--- BRIEF ---
Using the entries that follow, state how many lines contain the word "Thanks". The response is that number and nothing more.

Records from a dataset
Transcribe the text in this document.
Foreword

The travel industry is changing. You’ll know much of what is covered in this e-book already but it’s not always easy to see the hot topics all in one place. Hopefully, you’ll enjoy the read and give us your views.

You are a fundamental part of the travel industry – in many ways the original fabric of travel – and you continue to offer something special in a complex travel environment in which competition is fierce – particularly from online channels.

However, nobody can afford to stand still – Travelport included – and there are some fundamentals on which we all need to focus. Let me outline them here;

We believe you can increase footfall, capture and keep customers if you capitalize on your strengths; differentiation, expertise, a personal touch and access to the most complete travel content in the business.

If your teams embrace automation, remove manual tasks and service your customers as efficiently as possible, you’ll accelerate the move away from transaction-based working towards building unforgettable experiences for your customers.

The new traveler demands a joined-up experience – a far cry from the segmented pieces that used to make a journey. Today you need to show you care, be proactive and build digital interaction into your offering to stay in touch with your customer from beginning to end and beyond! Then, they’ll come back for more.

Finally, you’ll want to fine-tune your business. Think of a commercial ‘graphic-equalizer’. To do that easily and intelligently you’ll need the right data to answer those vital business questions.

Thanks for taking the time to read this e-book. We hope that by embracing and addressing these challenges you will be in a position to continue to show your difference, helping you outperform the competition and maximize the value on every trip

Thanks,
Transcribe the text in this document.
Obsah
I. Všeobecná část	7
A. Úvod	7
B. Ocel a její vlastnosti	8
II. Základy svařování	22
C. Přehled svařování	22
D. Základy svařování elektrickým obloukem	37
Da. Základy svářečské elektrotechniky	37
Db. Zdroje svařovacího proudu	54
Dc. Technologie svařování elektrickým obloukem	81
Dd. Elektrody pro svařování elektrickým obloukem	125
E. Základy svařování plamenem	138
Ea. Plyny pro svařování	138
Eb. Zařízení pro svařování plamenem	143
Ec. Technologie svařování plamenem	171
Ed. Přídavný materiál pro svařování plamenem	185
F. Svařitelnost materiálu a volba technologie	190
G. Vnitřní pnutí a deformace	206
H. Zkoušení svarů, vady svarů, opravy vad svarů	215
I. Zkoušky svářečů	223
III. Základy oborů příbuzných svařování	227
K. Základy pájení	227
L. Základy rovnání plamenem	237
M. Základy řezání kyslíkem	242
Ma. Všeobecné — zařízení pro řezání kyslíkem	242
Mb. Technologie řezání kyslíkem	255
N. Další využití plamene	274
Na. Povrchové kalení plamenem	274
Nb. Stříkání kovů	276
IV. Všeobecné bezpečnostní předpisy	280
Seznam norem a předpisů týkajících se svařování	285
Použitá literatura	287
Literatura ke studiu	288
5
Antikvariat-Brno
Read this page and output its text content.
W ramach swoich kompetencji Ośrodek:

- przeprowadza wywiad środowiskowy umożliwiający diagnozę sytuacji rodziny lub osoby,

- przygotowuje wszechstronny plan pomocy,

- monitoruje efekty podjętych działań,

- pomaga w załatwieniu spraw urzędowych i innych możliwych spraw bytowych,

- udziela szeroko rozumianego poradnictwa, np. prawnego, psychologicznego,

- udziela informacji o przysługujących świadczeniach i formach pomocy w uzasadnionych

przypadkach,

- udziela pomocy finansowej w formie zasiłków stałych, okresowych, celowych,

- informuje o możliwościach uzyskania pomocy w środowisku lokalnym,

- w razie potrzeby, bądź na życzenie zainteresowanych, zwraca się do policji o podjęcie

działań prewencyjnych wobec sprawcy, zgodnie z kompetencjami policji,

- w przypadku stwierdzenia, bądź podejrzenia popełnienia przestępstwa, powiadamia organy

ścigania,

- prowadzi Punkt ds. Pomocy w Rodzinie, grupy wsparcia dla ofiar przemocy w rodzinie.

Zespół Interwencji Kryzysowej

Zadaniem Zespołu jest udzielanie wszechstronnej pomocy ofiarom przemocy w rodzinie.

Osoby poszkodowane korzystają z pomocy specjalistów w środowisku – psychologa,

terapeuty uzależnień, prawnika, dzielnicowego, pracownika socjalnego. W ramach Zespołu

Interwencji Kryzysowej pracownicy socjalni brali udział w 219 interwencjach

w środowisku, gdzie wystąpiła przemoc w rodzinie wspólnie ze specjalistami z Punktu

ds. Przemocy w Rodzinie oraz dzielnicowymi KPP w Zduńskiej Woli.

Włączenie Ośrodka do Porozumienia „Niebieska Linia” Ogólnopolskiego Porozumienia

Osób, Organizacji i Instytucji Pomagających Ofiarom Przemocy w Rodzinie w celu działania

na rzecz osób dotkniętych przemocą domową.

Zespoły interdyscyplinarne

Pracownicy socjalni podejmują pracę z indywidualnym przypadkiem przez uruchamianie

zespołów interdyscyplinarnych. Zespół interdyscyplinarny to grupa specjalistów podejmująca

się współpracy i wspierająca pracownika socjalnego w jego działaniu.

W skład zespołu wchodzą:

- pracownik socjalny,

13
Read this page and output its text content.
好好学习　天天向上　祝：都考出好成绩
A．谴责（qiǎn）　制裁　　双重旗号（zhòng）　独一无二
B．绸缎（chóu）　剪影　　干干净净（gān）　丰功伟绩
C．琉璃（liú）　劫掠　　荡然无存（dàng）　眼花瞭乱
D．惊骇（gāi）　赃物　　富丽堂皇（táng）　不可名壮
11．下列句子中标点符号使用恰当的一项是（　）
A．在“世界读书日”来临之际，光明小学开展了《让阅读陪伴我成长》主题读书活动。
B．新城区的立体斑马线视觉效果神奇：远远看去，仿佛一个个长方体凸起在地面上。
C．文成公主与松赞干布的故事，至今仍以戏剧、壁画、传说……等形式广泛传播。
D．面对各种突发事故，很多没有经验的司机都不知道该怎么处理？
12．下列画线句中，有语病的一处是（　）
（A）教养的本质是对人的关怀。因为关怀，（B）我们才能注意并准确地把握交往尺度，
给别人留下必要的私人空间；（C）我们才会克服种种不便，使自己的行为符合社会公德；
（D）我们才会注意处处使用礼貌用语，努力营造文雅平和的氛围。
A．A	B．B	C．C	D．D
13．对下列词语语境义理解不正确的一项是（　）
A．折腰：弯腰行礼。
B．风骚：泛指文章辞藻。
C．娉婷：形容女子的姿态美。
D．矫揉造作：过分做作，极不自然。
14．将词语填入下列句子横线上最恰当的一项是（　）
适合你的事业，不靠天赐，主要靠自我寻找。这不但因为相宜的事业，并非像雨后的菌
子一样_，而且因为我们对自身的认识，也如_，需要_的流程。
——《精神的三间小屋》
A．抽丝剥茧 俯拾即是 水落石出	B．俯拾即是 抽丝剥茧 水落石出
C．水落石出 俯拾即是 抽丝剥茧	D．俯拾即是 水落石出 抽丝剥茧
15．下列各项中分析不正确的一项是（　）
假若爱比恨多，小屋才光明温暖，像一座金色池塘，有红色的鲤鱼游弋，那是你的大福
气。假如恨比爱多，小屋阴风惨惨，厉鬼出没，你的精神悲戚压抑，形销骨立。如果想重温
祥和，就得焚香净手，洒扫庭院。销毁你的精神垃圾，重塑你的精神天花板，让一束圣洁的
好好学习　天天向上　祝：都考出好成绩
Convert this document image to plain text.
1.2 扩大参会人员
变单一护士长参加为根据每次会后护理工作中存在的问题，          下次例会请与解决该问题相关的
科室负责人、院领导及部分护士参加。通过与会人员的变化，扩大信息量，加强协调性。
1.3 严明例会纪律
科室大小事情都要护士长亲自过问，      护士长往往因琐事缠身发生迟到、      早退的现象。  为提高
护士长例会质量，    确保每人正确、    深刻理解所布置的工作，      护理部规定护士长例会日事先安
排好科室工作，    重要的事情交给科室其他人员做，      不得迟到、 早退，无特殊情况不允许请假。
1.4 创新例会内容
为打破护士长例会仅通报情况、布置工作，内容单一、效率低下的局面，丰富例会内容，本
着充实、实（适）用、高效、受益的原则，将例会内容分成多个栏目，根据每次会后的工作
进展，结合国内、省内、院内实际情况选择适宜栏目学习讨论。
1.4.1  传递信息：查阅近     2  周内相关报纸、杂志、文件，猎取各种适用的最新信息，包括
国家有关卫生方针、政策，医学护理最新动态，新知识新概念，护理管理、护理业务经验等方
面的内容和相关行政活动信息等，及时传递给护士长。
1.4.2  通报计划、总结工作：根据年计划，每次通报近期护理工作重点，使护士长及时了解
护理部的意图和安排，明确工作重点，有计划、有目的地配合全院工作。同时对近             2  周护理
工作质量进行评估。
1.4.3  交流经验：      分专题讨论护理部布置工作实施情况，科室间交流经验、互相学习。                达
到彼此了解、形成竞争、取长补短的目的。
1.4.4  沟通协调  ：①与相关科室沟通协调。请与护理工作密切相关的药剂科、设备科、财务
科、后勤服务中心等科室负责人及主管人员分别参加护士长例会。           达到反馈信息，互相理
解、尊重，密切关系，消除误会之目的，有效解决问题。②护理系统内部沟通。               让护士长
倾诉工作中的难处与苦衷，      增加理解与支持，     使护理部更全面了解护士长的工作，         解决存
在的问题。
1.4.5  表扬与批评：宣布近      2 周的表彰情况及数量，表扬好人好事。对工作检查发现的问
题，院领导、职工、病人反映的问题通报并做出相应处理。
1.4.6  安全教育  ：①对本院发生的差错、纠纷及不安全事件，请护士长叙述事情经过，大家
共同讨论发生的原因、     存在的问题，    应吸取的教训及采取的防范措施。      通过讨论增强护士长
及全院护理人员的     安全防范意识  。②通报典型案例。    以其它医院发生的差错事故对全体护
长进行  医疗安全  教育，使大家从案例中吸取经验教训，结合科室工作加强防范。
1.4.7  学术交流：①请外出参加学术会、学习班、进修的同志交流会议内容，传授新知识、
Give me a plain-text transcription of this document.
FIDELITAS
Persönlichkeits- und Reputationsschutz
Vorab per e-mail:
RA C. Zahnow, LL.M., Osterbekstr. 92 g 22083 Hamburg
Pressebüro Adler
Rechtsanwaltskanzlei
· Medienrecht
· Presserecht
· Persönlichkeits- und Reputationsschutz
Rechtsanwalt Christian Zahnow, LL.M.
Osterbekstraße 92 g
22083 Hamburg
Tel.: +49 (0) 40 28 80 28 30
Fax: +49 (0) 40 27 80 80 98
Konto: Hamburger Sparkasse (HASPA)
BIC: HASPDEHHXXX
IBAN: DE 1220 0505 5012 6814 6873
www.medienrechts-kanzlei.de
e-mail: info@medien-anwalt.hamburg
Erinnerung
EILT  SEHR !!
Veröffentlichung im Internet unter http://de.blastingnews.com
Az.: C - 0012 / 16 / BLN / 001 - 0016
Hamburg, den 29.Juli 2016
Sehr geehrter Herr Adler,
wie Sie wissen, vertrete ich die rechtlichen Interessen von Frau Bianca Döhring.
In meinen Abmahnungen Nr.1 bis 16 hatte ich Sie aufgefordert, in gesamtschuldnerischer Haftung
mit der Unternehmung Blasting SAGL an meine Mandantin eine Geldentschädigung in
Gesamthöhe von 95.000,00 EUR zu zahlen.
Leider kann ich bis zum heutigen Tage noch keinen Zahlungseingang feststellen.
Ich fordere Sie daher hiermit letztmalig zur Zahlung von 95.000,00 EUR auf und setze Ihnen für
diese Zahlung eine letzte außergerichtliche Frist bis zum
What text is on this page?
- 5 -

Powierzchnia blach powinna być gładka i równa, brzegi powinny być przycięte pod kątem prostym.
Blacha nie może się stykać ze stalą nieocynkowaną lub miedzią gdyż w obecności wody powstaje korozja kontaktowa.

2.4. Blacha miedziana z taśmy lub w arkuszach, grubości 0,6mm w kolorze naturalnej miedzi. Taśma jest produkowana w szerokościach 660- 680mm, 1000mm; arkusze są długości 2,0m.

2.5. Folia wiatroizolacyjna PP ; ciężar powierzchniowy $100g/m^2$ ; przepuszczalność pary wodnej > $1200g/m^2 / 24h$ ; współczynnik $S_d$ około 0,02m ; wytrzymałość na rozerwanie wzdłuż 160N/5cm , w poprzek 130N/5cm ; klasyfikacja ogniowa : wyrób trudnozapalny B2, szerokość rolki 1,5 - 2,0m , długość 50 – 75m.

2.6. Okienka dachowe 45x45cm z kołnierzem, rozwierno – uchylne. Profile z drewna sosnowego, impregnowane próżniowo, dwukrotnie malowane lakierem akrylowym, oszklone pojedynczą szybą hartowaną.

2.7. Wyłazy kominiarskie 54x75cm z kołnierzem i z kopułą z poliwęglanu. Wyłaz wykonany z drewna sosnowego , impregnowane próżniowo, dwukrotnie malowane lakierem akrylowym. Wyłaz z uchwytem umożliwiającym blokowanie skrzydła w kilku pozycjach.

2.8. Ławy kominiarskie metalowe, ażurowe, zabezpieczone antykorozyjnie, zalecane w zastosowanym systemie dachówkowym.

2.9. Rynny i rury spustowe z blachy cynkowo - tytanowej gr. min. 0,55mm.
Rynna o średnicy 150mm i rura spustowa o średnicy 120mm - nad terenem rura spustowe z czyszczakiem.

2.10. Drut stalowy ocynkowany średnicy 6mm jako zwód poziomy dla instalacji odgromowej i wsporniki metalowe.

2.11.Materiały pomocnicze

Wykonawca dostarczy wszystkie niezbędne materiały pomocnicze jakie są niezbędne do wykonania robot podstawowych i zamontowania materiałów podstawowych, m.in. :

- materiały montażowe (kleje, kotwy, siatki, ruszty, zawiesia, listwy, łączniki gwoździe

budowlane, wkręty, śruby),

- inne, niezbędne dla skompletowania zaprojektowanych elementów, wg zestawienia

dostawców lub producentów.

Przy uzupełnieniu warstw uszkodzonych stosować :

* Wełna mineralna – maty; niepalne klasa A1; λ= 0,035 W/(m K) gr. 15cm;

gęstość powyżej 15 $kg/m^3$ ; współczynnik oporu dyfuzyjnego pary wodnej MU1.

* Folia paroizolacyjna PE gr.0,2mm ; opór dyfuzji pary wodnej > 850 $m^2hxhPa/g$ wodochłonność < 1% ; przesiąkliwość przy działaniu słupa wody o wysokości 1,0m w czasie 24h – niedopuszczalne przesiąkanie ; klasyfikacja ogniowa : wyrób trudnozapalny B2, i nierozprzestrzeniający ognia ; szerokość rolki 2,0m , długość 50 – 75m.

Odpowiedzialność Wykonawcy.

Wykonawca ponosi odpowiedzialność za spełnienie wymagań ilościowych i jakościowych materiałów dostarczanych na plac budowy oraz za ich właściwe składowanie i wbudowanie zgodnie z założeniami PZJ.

--- SOLUTION BELOW ---
2